> **Activity**
Copy each line from the records below in which the word "mesh" is found.

> **Task input**

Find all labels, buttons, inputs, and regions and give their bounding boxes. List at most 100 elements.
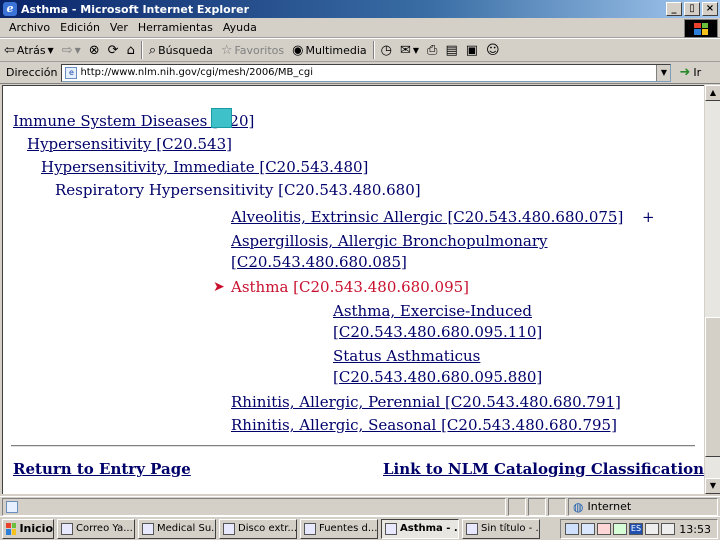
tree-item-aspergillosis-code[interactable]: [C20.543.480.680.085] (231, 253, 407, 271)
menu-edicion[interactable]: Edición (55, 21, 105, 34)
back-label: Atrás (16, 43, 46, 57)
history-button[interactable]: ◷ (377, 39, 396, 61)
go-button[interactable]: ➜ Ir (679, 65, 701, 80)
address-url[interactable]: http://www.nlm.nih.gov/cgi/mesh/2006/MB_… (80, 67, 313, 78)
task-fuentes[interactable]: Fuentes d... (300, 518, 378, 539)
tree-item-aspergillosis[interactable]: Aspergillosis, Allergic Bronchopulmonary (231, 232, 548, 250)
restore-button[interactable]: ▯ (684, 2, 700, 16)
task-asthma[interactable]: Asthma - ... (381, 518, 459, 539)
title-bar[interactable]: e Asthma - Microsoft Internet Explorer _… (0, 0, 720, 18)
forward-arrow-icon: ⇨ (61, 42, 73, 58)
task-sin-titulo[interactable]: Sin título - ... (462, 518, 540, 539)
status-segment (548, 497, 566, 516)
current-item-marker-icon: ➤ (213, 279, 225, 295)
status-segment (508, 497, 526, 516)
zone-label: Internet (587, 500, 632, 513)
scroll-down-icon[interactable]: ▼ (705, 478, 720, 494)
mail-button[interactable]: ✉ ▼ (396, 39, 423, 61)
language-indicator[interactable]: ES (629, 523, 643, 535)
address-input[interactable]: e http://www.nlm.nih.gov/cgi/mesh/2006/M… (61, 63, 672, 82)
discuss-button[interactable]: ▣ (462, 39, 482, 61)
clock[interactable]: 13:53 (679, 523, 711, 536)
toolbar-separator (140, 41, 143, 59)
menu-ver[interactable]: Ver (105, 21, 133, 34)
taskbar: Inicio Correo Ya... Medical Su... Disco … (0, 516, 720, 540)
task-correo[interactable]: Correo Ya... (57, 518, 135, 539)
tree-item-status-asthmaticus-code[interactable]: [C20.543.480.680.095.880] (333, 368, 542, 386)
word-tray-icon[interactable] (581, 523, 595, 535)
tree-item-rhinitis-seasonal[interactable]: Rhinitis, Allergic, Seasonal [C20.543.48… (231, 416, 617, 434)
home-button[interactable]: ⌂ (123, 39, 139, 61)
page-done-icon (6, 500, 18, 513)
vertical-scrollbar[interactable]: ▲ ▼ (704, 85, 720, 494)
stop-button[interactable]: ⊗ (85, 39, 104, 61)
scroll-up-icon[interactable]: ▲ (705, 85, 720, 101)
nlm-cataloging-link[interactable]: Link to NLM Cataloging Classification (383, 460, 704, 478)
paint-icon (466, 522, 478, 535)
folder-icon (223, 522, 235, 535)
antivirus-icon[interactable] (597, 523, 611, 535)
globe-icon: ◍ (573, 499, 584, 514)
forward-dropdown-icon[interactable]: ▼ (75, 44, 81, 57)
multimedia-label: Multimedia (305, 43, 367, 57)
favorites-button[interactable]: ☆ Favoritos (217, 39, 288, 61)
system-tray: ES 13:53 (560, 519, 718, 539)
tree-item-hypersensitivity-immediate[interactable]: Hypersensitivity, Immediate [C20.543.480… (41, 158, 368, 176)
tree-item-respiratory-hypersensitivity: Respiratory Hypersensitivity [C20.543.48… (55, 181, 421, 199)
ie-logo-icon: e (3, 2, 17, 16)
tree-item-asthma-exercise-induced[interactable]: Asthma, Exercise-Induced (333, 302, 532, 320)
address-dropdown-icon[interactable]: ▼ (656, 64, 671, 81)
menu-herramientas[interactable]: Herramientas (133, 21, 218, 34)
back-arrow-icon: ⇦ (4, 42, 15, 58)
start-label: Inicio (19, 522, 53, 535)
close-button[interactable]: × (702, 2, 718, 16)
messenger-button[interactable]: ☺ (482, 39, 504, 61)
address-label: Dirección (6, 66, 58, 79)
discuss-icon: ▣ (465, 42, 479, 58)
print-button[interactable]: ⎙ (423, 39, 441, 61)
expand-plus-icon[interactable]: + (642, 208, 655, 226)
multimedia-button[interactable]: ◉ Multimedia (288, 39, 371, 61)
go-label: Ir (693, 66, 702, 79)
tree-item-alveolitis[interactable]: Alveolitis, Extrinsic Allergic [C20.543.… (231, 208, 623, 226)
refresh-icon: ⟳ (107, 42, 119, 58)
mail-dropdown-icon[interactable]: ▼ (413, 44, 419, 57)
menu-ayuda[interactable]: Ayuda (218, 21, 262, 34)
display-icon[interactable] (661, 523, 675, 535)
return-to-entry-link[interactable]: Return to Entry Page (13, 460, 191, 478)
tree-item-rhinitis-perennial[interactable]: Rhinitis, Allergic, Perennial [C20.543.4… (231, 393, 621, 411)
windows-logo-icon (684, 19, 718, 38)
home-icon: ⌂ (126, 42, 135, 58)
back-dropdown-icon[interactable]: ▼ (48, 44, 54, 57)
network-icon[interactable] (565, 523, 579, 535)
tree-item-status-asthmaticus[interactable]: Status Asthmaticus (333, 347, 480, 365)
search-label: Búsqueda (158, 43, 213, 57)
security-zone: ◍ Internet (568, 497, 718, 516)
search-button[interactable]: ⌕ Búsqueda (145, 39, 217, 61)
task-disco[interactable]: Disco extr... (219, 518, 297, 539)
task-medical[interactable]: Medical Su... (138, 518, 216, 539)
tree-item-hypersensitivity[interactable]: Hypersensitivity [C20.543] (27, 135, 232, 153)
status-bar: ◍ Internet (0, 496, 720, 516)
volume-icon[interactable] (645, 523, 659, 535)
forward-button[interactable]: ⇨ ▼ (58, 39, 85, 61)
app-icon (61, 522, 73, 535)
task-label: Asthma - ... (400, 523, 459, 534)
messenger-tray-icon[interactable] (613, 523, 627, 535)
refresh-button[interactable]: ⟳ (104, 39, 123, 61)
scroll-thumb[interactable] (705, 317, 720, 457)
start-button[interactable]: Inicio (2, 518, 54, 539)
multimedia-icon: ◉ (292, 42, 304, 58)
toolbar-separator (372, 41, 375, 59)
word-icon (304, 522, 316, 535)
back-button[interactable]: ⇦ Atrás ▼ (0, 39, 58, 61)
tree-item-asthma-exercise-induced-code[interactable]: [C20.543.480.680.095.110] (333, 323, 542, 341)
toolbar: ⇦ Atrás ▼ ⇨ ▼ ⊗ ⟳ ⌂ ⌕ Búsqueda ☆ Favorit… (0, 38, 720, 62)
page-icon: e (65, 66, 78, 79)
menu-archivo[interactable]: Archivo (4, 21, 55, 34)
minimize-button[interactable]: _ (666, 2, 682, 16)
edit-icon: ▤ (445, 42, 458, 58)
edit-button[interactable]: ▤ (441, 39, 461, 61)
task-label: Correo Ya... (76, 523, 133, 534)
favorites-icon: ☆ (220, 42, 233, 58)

> **Solution below**
address-url[interactable]: http://www.nlm.nih.gov/cgi/mesh/2006/MB_… (80, 67, 313, 78)
address-input[interactable]: e http://www.nlm.nih.gov/cgi/mesh/2006/M… (61, 63, 672, 82)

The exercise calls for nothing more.